=== What is expected ===
Copy the lines below as they are; omit the images they contain.

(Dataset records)

──────────

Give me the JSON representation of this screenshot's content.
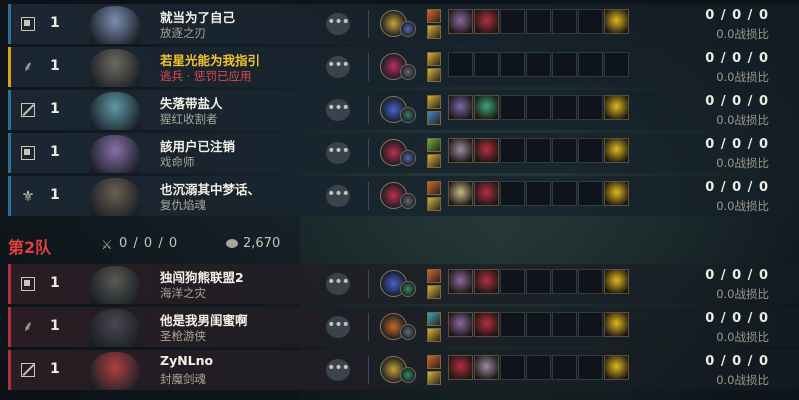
{
  "team1": {
    "rows": [
      {
        "role": "top",
        "level": "1",
        "name": "就当为了自己",
        "champion": "放逐之刃",
        "name_color": "white",
        "champ_color": "gray",
        "accent": "blue",
        "face": "#7c8fb1",
        "keystone": "#c9a23a",
        "subrune": "#5c6aa8",
        "spells": [
          "#d8652b",
          "#d9b23a"
        ],
        "items": [
          {
            "c": "#8a6aa0"
          },
          {
            "c": "#b23040"
          },
          null,
          null,
          null,
          null,
          {
            "c": "#e0b820"
          }
        ],
        "kda": "0 / 0 / 0",
        "kdr": "0.0战损比"
      },
      {
        "role": "jungle",
        "level": "1",
        "name": "若星光能为我指引",
        "champion": "逃兵 · 惩罚已应用",
        "name_color": "gold",
        "champ_color": "red",
        "accent": "gold",
        "face": "#6e6a60",
        "keystone": "#b83060",
        "subrune": "#6a6a70",
        "spells": [
          "#d9b23a",
          "#d9b23a"
        ],
        "items": [
          null,
          null,
          null,
          null,
          null,
          null,
          null
        ],
        "kda": "0 / 0 / 0",
        "kdr": "0.0战损比"
      },
      {
        "role": "mid",
        "level": "1",
        "name": "失落带盐人",
        "champion": "猩红收割者",
        "name_color": "white",
        "champ_color": "gray",
        "accent": "blue",
        "face": "#5e9aa8",
        "keystone": "#4a62c8",
        "subrune": "#3d7a6a",
        "spells": [
          "#d9b23a",
          "#3a8ad0"
        ],
        "items": [
          {
            "c": "#7a68a8"
          },
          {
            "c": "#3aa878"
          },
          null,
          null,
          null,
          null,
          {
            "c": "#e0b820"
          }
        ],
        "kda": "0 / 0 / 0",
        "kdr": "0.0战损比"
      },
      {
        "role": "top",
        "level": "1",
        "name": "該用户已注销",
        "champion": "戏命师",
        "name_color": "white",
        "champ_color": "gray",
        "accent": "blue",
        "face": "#8a70a8",
        "keystone": "#c0304a",
        "subrune": "#5a6aa0",
        "spells": [
          "#6ab04a",
          "#d9b23a"
        ],
        "items": [
          {
            "c": "#9a8aa0"
          },
          {
            "c": "#b23040"
          },
          null,
          null,
          null,
          null,
          {
            "c": "#e0b820"
          }
        ],
        "kda": "0 / 0 / 0",
        "kdr": "0.0战损比"
      },
      {
        "role": "support",
        "level": "1",
        "name": "也沉溺其中梦话、",
        "champion": "复仇焰魂",
        "name_color": "white",
        "champ_color": "gray",
        "accent": "blue",
        "face": "#6a6050",
        "keystone": "#c0304a",
        "subrune": "#6a6a70",
        "spells": [
          "#d8652b",
          "#d9b23a"
        ],
        "items": [
          {
            "c": "#c8b888"
          },
          {
            "c": "#b23040"
          },
          null,
          null,
          null,
          null,
          {
            "c": "#e0b820"
          }
        ],
        "kda": "0 / 0 / 0",
        "kdr": "0.0战损比"
      }
    ]
  },
  "team2": {
    "title": "第2队",
    "kda": "0 / 0 / 0",
    "gold": "2,670",
    "rows": [
      {
        "role": "top",
        "level": "1",
        "name": "独闯狗熊联盟2",
        "champion": "海洋之灾",
        "name_color": "white",
        "champ_color": "gray",
        "accent": "red",
        "face": "#5a5a52",
        "keystone": "#4a62c8",
        "subrune": "#3d8a5a",
        "spells": [
          "#d8652b",
          "#d9b23a"
        ],
        "items": [
          {
            "c": "#8a6aa0"
          },
          {
            "c": "#b23040"
          },
          null,
          null,
          null,
          null,
          {
            "c": "#e0b820"
          }
        ],
        "kda": "0 / 0 / 0",
        "kdr": "0.0战损比"
      },
      {
        "role": "jungle",
        "level": "1",
        "name": "他是我男闺蜜啊",
        "champion": "圣枪游侠",
        "name_color": "white",
        "champ_color": "gray",
        "accent": "red",
        "face": "#4a4650",
        "keystone": "#c86a2a",
        "subrune": "#6a6a70",
        "spells": [
          "#3aa8c0",
          "#d9b23a"
        ],
        "items": [
          {
            "c": "#8a6aa0"
          },
          {
            "c": "#b23040"
          },
          null,
          null,
          null,
          null,
          {
            "c": "#e0b820"
          }
        ],
        "kda": "0 / 0 / 0",
        "kdr": "0.0战损比"
      },
      {
        "role": "mid",
        "level": "1",
        "name": "ZyNLno",
        "champion": "封魔剑魂",
        "name_color": "white",
        "champ_color": "gray",
        "accent": "red",
        "face": "#b04040",
        "keystone": "#c9a23a",
        "subrune": "#3d8a5a",
        "spells": [
          "#d8652b",
          "#d9b23a"
        ],
        "items": [
          {
            "c": "#b23040"
          },
          {
            "c": "#9a8aa0"
          },
          null,
          null,
          null,
          null,
          {
            "c": "#e0b820"
          }
        ],
        "kda": "0 / 0 / 0",
        "kdr": "0.0战损比"
      }
    ]
  }
}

──────────

=== Problem solution ===
Give me the JSON representation of this screenshot's content.
{
  "team1": {
    "rows": [
      {
        "role": "top",
        "level": "1",
        "name": "就当为了自己",
        "champion": "放逐之刃",
        "name_color": "white",
        "champ_color": "gray",
        "accent": "blue",
        "face": "#7c8fb1",
        "keystone": "#c9a23a",
        "subrune": "#5c6aa8",
        "spells": [
          "#d8652b",
          "#d9b23a"
        ],
        "items": [
          {
            "c": "#8a6aa0"
          },
          {
            "c": "#b23040"
          },
          null,
          null,
          null,
          null,
          {
            "c": "#e0b820"
          }
        ],
        "kda": "0 / 0 / 0",
        "kdr": "0.0战损比"
      },
      {
        "role": "jungle",
        "level": "1",
        "name": "若星光能为我指引",
        "champion": "逃兵 · 惩罚已应用",
        "name_color": "gold",
        "champ_color": "red",
        "accent": "gold",
        "face": "#6e6a60",
        "keystone": "#b83060",
        "subrune": "#6a6a70",
        "spells": [
          "#d9b23a",
          "#d9b23a"
        ],
        "items": [
          null,
          null,
          null,
          null,
          null,
          null,
          null
        ],
        "kda": "0 / 0 / 0",
        "kdr": "0.0战损比"
      },
      {
        "role": "mid",
        "level": "1",
        "name": "失落带盐人",
        "champion": "猩红收割者",
        "name_color": "white",
        "champ_color": "gray",
        "accent": "blue",
        "face": "#5e9aa8",
        "keystone": "#4a62c8",
        "subrune": "#3d7a6a",
        "spells": [
          "#d9b23a",
          "#3a8ad0"
        ],
        "items": [
          {
            "c": "#7a68a8"
          },
          {
            "c": "#3aa878"
          },
          null,
          null,
          null,
          null,
          {
            "c": "#e0b820"
          }
        ],
        "kda": "0 / 0 / 0",
        "kdr": "0.0战损比"
      },
      {
        "role": "top",
        "level": "1",
        "name": "該用户已注销",
        "champion": "戏命师",
        "name_color": "white",
        "champ_color": "gray",
        "accent": "blue",
        "face": "#8a70a8",
        "keystone": "#c0304a",
        "subrune": "#5a6aa0",
        "spells": [
          "#6ab04a",
          "#d9b23a"
        ],
        "items": [
          {
            "c": "#9a8aa0"
          },
          {
            "c": "#b23040"
          },
          null,
          null,
          null,
          null,
          {
            "c": "#e0b820"
          }
        ],
        "kda": "0 / 0 / 0",
        "kdr": "0.0战损比"
      },
      {
        "role": "support",
        "level": "1",
        "name": "也沉溺其中梦话、",
        "champion": "复仇焰魂",
        "name_color": "white",
        "champ_color": "gray",
        "accent": "blue",
        "face": "#6a6050",
        "keystone": "#c0304a",
        "subrune": "#6a6a70",
        "spells": [
          "#d8652b",
          "#d9b23a"
        ],
        "items": [
          {
            "c": "#c8b888"
          },
          {
            "c": "#b23040"
          },
          null,
          null,
          null,
          null,
          {
            "c": "#e0b820"
          }
        ],
        "kda": "0 / 0 / 0",
        "kdr": "0.0战损比"
      }
    ]
  },
  "team2": {
    "title": "第2队",
    "kda": "0 / 0 / 0",
    "gold": "2,670",
    "rows": [
      {
        "role": "top",
        "level": "1",
        "name": "独闯狗熊联盟2",
        "champion": "海洋之灾",
        "name_color": "white",
        "champ_color": "gray",
        "accent": "red",
        "face": "#5a5a52",
        "keystone": "#4a62c8",
        "subrune": "#3d8a5a",
        "spells": [
          "#d8652b",
          "#d9b23a"
        ],
        "items": [
          {
            "c": "#8a6aa0"
          },
          {
            "c": "#b23040"
          },
          null,
          null,
          null,
          null,
          {
            "c": "#e0b820"
          }
        ],
        "kda": "0 / 0 / 0",
        "kdr": "0.0战损比"
      },
      {
        "role": "jungle",
        "level": "1",
        "name": "他是我男闺蜜啊",
        "champion": "圣枪游侠",
        "name_color": "white",
        "champ_color": "gray",
        "accent": "red",
        "face": "#4a4650",
        "keystone": "#c86a2a",
        "subrune": "#6a6a70",
        "spells": [
          "#3aa8c0",
          "#d9b23a"
        ],
        "items": [
          {
            "c": "#8a6aa0"
          },
          {
            "c": "#b23040"
          },
          null,
          null,
          null,
          null,
          {
            "c": "#e0b820"
          }
        ],
        "kda": "0 / 0 / 0",
        "kdr": "0.0战损比"
      },
      {
        "role": "mid",
        "level": "1",
        "name": "ZyNLno",
        "champion": "封魔剑魂",
        "name_color": "white",
        "champ_color": "gray",
        "accent": "red",
        "face": "#b04040",
        "keystone": "#c9a23a",
        "subrune": "#3d8a5a",
        "spells": [
          "#d8652b",
          "#d9b23a"
        ],
        "items": [
          {
            "c": "#b23040"
          },
          {
            "c": "#9a8aa0"
          },
          null,
          null,
          null,
          null,
          {
            "c": "#e0b820"
          }
        ],
        "kda": "0 / 0 / 0",
        "kdr": "0.0战损比"
      }
    ]
  }
}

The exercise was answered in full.